**Required work:** Any picture among the records should be left out, please; retype the rest exactly.

**Input records:**

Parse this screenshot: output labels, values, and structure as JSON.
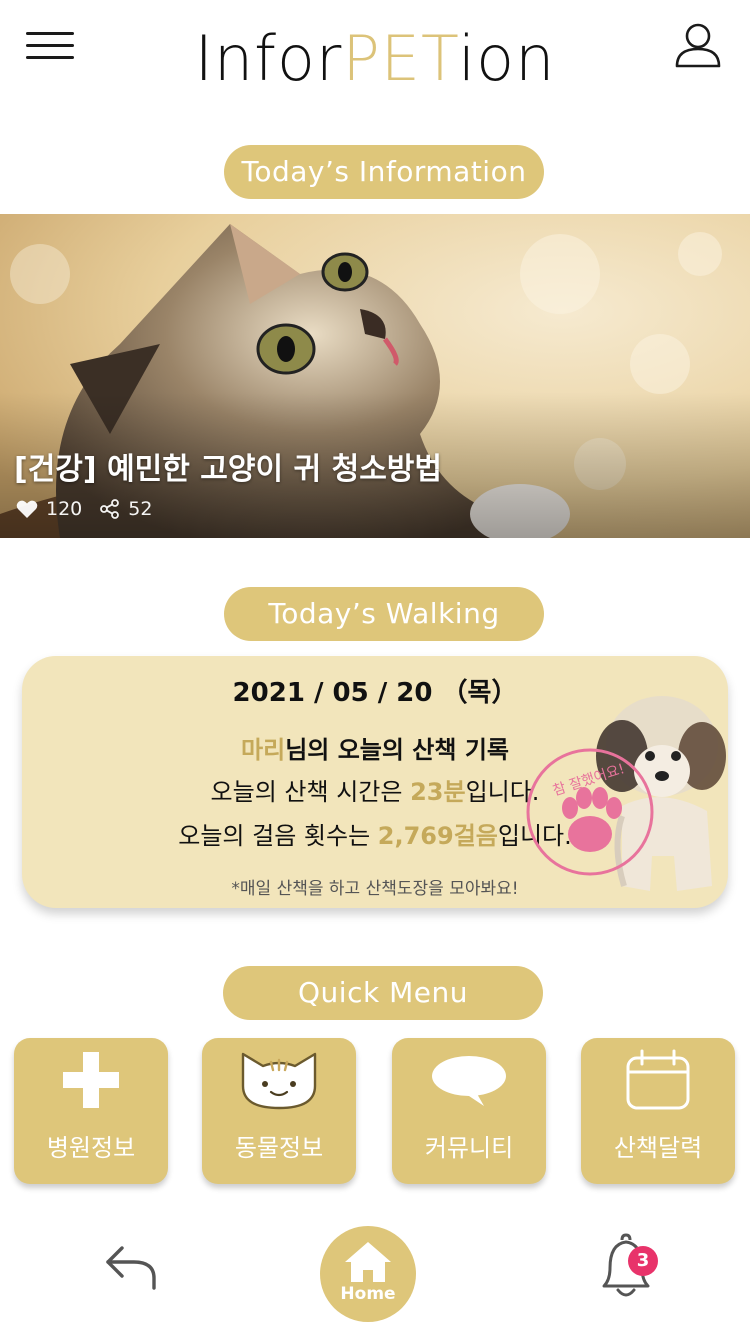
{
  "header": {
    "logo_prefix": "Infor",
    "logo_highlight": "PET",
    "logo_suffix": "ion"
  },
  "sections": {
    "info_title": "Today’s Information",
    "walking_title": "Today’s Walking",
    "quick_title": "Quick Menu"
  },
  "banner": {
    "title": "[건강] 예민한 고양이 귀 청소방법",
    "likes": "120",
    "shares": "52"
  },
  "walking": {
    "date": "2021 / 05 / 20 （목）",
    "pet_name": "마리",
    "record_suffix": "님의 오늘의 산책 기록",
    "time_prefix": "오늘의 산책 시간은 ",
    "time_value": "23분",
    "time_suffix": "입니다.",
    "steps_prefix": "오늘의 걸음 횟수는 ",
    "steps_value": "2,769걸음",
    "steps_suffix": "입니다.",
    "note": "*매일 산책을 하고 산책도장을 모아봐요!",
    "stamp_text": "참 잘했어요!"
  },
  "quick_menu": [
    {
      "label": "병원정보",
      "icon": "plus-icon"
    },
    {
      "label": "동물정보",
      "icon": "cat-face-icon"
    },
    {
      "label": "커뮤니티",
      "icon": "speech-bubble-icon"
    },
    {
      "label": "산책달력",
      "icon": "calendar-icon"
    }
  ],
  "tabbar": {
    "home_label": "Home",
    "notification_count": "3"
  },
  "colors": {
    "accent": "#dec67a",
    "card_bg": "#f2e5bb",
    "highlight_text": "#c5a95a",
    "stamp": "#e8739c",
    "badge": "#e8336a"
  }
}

**Exercise response:**
Parse this screenshot: output labels, values, and structure as JSON.
{
  "header": {
    "logo_prefix": "Infor",
    "logo_highlight": "PET",
    "logo_suffix": "ion"
  },
  "sections": {
    "info_title": "Today’s Information",
    "walking_title": "Today’s Walking",
    "quick_title": "Quick Menu"
  },
  "banner": {
    "title": "[건강] 예민한 고양이 귀 청소방법",
    "likes": "120",
    "shares": "52"
  },
  "walking": {
    "date": "2021 / 05 / 20 （목）",
    "pet_name": "마리",
    "record_suffix": "님의 오늘의 산책 기록",
    "time_prefix": "오늘의 산책 시간은 ",
    "time_value": "23분",
    "time_suffix": "입니다.",
    "steps_prefix": "오늘의 걸음 횟수는 ",
    "steps_value": "2,769걸음",
    "steps_suffix": "입니다.",
    "note": "*매일 산책을 하고 산책도장을 모아봐요!",
    "stamp_text": "참 잘했어요!"
  },
  "quick_menu": [
    {
      "label": "병원정보",
      "icon": "plus-icon"
    },
    {
      "label": "동물정보",
      "icon": "cat-face-icon"
    },
    {
      "label": "커뮤니티",
      "icon": "speech-bubble-icon"
    },
    {
      "label": "산책달력",
      "icon": "calendar-icon"
    }
  ],
  "tabbar": {
    "home_label": "Home",
    "notification_count": "3"
  },
  "colors": {
    "accent": "#dec67a",
    "card_bg": "#f2e5bb",
    "highlight_text": "#c5a95a",
    "stamp": "#e8739c",
    "badge": "#e8336a"
  }
}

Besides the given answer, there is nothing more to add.